Objective>
Lines that include the word "Total" are the ones to copy.

##############################

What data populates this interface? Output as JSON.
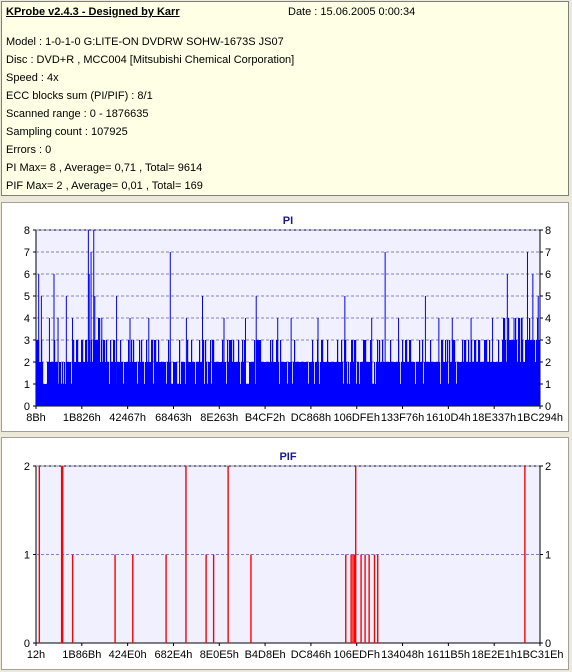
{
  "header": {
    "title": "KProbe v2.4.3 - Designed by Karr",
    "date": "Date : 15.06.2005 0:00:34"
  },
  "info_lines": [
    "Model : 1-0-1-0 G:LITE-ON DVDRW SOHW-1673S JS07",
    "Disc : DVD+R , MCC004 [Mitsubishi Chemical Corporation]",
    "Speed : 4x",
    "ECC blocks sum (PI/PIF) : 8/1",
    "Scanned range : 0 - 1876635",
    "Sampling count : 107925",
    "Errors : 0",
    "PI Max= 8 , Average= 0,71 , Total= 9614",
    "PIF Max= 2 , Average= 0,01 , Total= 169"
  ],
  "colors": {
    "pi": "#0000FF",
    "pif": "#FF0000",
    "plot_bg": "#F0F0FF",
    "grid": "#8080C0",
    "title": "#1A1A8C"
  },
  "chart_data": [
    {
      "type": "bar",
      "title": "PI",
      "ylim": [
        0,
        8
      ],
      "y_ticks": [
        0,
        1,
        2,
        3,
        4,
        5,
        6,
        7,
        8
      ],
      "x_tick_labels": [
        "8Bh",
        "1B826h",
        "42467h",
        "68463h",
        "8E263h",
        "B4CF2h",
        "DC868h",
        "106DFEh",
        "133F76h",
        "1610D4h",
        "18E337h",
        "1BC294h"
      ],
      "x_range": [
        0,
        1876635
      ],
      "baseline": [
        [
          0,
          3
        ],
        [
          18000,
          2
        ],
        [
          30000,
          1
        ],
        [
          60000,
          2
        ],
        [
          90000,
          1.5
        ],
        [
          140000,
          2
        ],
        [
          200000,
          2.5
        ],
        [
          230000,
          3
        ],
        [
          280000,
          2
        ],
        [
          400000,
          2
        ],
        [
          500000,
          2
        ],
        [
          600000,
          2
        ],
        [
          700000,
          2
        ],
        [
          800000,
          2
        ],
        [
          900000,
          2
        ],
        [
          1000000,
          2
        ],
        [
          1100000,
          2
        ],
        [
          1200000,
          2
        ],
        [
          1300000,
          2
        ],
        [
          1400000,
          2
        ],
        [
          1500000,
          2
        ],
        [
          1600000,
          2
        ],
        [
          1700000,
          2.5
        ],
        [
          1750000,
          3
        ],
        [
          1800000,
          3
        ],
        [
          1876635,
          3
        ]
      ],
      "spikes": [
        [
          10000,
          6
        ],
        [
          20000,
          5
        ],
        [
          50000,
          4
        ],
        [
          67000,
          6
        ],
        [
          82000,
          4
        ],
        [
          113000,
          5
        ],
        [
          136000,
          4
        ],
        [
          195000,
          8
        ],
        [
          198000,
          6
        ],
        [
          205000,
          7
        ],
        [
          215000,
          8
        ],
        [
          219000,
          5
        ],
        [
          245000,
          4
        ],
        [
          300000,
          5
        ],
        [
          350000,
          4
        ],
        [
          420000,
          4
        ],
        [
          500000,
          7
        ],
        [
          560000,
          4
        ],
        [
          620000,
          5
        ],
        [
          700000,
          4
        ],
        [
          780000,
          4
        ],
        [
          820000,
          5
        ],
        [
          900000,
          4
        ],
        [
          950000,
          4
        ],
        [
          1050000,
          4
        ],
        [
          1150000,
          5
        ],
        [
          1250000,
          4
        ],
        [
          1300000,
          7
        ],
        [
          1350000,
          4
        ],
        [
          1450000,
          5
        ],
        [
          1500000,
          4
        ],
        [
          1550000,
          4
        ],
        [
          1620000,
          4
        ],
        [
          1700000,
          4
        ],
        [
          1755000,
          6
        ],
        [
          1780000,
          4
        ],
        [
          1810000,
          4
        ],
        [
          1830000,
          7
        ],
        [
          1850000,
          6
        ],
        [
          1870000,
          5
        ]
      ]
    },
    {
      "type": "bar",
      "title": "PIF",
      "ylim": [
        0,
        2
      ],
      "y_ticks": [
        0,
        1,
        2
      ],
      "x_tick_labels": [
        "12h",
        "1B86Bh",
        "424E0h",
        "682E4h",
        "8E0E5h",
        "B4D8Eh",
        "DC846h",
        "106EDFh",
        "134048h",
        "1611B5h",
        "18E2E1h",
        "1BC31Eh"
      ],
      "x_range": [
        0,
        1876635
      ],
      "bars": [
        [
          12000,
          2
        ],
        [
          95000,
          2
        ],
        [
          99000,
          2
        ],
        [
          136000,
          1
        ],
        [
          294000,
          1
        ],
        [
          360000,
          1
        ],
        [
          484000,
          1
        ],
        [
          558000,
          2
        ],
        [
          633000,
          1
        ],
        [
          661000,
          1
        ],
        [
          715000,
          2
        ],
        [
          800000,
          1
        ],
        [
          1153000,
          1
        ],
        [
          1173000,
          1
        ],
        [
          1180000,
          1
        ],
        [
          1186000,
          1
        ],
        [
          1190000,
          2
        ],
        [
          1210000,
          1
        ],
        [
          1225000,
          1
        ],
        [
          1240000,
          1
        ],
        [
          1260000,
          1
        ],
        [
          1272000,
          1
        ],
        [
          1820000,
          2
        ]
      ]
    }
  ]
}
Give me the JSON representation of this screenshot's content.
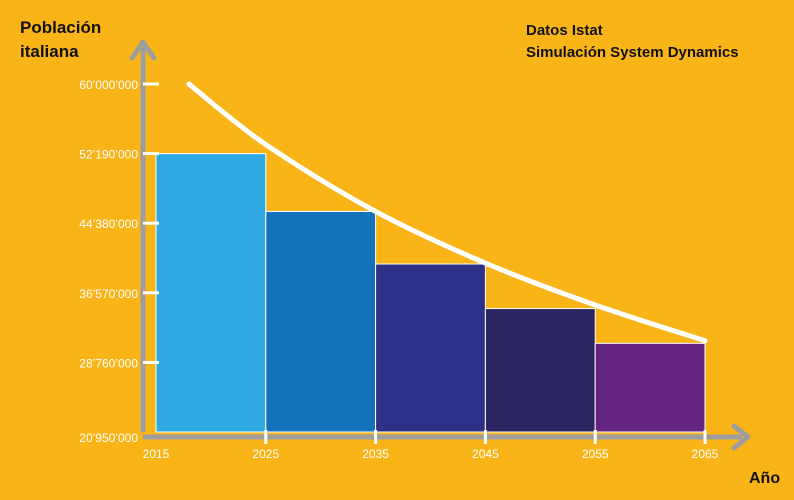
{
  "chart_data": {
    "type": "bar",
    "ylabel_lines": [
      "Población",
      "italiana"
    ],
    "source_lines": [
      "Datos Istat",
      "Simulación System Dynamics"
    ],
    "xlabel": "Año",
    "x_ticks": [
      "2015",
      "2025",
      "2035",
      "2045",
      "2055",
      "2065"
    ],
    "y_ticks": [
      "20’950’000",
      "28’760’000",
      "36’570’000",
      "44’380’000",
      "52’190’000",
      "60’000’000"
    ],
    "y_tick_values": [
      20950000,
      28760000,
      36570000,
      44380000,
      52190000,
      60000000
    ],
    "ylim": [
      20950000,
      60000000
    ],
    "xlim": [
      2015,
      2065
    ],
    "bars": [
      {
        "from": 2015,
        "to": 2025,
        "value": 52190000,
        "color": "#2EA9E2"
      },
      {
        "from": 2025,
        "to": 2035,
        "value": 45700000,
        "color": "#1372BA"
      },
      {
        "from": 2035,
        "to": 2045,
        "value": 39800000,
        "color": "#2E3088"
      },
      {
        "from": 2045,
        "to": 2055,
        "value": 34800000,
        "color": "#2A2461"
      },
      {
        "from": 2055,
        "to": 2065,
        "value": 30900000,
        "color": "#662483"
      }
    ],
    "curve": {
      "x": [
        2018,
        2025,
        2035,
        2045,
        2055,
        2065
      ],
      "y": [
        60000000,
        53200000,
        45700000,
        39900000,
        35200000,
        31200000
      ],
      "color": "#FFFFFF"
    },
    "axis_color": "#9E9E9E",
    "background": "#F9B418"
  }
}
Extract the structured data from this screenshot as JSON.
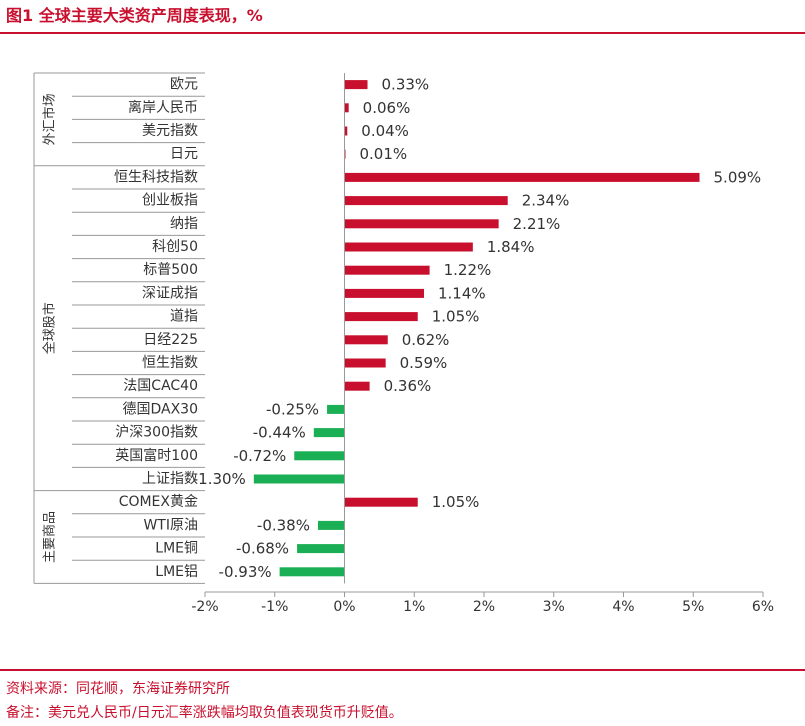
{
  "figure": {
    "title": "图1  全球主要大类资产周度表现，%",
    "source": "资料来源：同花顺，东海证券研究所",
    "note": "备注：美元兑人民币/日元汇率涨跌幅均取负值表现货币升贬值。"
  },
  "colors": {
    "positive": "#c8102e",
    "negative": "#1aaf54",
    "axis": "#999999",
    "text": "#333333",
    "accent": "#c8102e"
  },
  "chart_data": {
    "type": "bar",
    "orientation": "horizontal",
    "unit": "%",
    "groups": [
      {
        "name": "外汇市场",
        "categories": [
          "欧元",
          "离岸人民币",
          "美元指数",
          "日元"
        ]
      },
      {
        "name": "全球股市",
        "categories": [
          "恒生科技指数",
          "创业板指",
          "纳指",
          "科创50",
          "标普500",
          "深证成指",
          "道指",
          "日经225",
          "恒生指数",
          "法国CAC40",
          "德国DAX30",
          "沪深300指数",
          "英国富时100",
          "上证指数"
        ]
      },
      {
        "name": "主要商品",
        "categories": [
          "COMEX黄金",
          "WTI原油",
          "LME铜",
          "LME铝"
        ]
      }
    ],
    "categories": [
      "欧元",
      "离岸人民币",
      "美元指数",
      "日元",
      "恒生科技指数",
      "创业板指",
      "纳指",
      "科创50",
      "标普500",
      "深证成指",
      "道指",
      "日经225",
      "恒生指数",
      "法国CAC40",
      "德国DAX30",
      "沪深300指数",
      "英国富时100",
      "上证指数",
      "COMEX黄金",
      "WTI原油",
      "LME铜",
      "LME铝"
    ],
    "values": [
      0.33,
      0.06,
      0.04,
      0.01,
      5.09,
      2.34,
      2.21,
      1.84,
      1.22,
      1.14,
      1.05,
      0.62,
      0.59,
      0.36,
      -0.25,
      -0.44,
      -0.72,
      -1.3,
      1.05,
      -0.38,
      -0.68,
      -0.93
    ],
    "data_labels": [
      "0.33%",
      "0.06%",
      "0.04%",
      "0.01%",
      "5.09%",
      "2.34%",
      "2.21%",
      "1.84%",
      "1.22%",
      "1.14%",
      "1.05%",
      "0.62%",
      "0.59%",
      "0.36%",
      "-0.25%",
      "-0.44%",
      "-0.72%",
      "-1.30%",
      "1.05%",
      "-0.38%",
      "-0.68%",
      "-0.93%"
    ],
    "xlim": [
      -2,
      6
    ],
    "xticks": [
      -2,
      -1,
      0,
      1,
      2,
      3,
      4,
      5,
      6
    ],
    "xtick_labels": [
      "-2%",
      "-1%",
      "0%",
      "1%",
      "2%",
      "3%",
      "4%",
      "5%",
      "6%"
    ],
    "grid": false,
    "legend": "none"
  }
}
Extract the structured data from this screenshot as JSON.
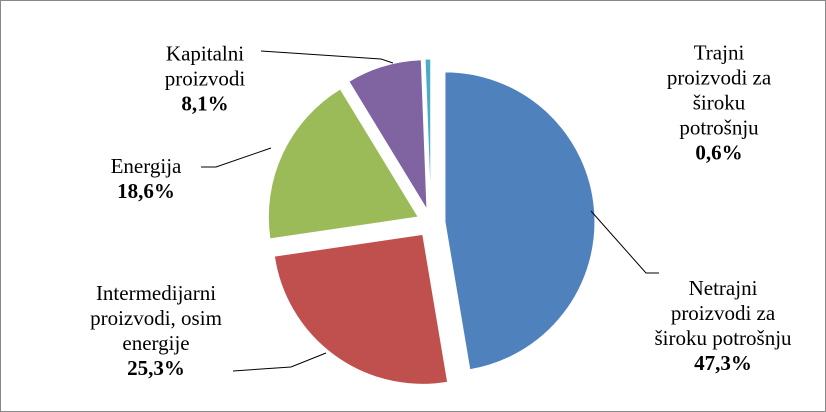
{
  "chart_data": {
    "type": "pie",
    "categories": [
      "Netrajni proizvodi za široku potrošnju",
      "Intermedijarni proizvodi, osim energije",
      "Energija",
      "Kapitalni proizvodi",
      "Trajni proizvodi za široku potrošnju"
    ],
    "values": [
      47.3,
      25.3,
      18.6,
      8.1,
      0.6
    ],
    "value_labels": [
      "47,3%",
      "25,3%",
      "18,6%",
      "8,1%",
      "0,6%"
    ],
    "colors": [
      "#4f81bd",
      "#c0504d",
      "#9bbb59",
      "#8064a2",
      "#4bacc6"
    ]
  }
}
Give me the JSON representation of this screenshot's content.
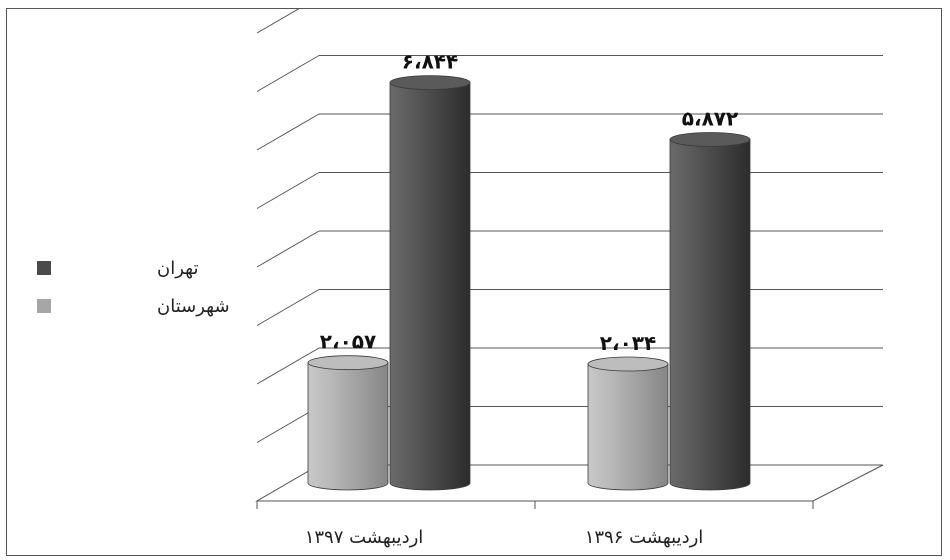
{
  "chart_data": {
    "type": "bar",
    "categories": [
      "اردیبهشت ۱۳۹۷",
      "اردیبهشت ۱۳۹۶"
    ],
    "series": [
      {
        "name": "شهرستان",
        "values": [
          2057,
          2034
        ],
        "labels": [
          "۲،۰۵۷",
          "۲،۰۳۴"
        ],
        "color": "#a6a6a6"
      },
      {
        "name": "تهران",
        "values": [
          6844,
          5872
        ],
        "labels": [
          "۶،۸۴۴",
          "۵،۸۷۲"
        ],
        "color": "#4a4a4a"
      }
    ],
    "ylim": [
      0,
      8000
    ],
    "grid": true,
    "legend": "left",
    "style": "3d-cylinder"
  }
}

##############################

Task solution>
    "PI Max= 8 , Average= 0,71 , Total= 9614",
    "PIF Max= 2 , Average= 0,01 , Total= 169"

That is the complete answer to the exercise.